(Records from a collection of figures)

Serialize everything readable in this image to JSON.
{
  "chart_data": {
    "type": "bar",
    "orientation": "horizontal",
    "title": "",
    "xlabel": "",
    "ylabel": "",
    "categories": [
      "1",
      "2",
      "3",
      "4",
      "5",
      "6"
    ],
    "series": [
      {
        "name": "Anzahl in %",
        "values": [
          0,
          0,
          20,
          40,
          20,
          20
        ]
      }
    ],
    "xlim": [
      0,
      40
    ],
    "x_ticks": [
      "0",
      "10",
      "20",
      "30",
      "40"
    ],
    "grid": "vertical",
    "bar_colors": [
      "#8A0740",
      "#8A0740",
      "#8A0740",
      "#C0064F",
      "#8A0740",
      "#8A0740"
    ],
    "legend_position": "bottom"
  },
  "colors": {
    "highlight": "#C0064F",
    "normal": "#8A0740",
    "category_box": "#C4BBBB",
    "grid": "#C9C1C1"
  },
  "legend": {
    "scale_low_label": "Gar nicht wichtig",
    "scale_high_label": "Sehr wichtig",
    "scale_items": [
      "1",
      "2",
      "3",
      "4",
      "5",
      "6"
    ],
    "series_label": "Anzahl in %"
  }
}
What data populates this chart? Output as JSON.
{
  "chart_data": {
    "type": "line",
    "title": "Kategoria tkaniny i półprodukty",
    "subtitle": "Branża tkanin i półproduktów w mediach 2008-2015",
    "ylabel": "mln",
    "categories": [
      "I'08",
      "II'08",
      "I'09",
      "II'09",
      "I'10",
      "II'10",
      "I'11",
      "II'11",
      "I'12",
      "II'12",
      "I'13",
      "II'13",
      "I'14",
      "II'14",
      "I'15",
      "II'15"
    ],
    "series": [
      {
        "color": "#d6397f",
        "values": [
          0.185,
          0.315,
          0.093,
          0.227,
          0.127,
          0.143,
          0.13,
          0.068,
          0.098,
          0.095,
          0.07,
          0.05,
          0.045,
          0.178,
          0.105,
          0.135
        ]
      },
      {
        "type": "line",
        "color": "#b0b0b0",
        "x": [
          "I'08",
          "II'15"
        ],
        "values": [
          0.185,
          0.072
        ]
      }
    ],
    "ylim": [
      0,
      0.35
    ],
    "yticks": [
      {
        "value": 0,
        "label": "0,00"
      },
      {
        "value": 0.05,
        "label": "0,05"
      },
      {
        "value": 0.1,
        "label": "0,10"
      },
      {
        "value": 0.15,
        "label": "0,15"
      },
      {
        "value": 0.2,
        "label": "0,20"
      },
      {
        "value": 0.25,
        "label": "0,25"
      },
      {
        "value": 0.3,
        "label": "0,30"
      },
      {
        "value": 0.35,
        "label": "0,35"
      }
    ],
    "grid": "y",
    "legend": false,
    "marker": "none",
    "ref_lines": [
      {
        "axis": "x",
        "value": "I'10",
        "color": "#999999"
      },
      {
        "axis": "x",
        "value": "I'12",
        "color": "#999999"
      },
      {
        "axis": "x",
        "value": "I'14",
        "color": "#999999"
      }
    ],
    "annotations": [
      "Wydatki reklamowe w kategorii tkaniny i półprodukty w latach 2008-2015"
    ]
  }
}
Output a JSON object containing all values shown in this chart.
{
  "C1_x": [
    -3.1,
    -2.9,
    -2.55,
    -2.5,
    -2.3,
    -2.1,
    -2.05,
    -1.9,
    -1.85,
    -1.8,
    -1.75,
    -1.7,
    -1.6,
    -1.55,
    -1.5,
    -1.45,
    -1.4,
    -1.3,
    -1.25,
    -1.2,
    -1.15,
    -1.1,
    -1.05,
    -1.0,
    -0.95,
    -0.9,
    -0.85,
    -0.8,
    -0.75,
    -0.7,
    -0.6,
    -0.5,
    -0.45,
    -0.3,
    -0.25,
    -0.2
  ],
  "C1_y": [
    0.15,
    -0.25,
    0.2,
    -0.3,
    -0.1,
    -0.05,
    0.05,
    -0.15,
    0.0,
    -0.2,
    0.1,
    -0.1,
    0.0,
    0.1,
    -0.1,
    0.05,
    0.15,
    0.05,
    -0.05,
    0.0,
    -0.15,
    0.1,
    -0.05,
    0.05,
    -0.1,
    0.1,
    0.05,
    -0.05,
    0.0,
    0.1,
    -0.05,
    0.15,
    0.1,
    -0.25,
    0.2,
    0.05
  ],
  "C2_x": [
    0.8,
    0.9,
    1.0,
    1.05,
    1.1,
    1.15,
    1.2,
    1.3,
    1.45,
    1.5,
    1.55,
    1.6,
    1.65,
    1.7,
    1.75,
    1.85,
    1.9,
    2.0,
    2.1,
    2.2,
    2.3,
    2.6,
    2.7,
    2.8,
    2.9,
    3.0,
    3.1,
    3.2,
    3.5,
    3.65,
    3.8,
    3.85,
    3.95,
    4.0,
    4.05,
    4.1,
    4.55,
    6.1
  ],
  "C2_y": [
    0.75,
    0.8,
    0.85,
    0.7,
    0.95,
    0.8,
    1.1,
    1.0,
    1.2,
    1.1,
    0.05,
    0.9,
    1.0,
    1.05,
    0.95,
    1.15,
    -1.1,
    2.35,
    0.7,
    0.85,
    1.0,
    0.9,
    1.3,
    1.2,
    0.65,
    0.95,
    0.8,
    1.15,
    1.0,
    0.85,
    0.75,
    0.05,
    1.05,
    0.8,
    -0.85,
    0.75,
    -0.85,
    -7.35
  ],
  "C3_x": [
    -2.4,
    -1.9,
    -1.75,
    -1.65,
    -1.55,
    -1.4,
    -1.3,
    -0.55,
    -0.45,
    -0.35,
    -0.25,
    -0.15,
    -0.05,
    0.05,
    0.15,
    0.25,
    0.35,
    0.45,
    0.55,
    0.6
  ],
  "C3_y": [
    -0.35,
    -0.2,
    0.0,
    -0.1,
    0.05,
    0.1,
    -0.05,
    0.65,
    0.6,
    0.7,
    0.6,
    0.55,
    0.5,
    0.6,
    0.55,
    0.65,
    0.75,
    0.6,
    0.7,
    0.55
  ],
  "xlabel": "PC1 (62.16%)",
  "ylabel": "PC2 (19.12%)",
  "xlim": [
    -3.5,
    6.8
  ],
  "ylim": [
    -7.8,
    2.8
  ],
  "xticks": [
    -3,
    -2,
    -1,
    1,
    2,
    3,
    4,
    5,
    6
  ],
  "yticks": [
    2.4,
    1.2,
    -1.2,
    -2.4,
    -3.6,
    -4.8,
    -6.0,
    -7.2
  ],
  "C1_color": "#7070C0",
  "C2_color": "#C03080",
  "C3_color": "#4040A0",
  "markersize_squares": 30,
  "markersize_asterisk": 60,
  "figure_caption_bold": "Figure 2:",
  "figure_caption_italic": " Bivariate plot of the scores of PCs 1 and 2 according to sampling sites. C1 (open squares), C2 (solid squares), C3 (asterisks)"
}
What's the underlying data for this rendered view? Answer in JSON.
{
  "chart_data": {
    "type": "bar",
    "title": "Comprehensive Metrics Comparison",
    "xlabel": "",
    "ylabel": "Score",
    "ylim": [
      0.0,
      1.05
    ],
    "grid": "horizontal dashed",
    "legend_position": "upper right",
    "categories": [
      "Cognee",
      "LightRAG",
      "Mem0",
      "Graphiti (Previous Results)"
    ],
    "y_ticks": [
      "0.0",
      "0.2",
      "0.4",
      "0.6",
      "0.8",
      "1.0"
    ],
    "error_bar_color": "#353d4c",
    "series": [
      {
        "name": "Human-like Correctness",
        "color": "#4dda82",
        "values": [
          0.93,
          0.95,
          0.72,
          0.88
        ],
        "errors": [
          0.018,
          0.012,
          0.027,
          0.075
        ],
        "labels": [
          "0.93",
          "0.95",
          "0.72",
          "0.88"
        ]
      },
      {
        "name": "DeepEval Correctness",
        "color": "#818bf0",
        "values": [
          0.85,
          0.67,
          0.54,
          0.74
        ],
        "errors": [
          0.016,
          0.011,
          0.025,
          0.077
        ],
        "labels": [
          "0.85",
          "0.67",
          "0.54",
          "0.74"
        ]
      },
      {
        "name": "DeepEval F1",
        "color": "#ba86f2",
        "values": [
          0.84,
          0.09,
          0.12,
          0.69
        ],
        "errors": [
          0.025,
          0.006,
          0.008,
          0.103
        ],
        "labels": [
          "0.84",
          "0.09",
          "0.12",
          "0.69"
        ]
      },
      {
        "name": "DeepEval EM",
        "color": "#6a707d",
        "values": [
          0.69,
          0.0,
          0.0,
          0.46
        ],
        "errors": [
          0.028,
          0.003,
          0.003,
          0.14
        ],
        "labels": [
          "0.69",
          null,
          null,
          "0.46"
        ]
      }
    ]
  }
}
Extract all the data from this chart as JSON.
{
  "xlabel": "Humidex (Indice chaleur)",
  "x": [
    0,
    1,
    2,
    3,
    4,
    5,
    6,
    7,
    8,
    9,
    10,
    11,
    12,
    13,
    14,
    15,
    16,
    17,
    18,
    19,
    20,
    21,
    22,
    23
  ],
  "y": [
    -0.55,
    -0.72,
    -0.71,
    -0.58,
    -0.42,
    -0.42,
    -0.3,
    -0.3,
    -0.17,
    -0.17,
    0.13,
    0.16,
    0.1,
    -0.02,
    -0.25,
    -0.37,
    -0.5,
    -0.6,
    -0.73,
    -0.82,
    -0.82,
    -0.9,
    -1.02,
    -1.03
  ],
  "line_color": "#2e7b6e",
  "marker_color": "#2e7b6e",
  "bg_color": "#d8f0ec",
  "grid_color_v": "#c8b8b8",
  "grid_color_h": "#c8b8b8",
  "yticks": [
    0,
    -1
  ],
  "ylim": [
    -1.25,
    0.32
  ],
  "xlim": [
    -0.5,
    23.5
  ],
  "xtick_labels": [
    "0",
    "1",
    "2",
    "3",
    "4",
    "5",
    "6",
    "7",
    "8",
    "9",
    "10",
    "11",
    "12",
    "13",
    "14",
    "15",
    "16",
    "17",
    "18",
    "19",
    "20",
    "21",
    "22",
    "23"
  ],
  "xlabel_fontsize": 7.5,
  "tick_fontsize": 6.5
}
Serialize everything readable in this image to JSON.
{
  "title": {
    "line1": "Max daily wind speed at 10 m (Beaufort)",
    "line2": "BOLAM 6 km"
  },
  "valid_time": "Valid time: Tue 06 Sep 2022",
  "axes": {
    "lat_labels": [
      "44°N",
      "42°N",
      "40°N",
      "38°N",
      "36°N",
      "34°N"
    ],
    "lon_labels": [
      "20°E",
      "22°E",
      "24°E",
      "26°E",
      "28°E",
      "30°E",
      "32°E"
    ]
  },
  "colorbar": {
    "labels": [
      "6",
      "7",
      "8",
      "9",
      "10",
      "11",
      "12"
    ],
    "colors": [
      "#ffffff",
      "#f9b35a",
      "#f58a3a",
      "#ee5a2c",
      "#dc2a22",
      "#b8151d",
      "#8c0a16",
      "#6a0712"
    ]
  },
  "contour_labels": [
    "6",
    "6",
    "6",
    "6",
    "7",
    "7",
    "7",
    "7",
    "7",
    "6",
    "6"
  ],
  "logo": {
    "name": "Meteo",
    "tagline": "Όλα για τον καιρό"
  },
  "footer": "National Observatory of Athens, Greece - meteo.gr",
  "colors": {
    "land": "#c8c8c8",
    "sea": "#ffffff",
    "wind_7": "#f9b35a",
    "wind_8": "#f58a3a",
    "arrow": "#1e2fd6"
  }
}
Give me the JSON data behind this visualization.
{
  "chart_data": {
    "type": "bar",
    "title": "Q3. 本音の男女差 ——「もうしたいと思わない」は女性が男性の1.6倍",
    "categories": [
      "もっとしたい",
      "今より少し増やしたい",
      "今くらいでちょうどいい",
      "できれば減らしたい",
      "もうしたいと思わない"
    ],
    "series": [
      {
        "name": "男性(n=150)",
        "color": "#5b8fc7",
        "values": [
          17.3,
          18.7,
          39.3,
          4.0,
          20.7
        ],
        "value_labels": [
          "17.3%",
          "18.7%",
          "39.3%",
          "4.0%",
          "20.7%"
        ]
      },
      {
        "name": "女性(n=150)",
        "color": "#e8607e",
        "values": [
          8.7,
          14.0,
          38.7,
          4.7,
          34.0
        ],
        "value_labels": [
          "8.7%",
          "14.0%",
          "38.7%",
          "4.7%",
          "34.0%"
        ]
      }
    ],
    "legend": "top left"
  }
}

*Aim of the exercise*: Whichever lines contain the string "What", select and copy them.

*Response to the exercise*:
What data populates this chart? Output as JSON.
What's the underlying data for this rendered view? Answer in JSON.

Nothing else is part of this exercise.